*** Extracted records ***
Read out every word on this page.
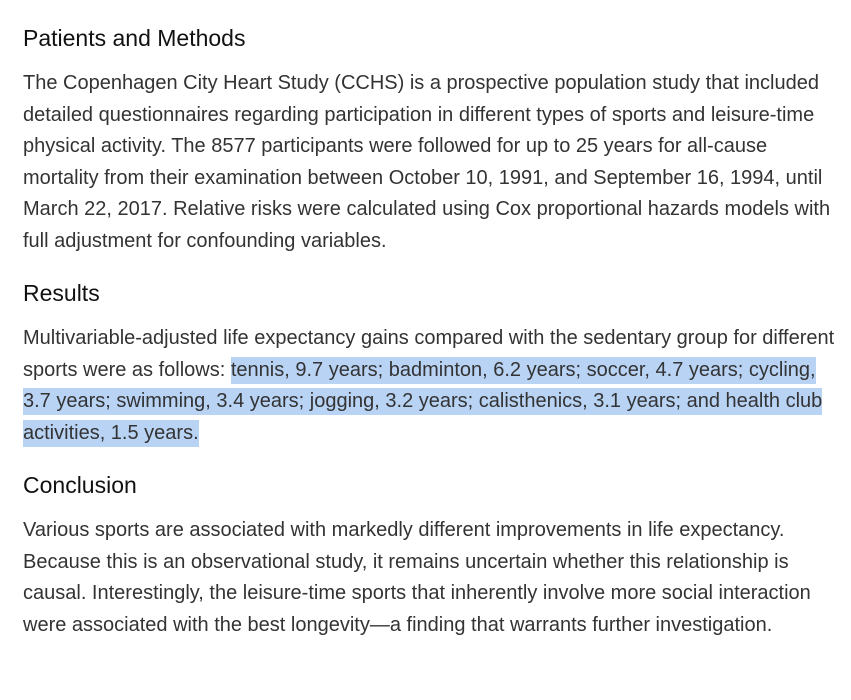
Patients and Methods

The Copenhagen City Heart Study (CCHS) is a prospective population study that included detailed questionnaires regarding participation in different types of sports and leisure-time physical activity. The 8577 participants were followed for up to 25 years for all-cause mortality from their examination between October 10, 1991, and September 16, 1994, until March 22, 2017. Relative risks were calculated using Cox proportional hazards models with full adjustment for confounding variables.

Results

Multivariable-adjusted life expectancy gains compared with the sedentary group for different sports were as follows: tennis, 9.7 years; badminton, 6.2 years; soccer, 4.7 years; cycling, 3.7 years; swimming, 3.4 years; jogging, 3.2 years; calisthenics, 3.1 years; and health club activities, 1.5 years.

Conclusion

Various sports are associated with markedly different improvements in life expectancy. Because this is an observational study, it remains uncertain whether this relationship is causal. Interestingly, the leisure-time sports that inherently involve more social interaction were associated with the best longevity—a finding that warrants further investigation.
*** End of Extracted records ***
* **Problem to work on**
Only a number should be given in reply: how many lines in the entries above hold "leisure".

* **Exercise result**
2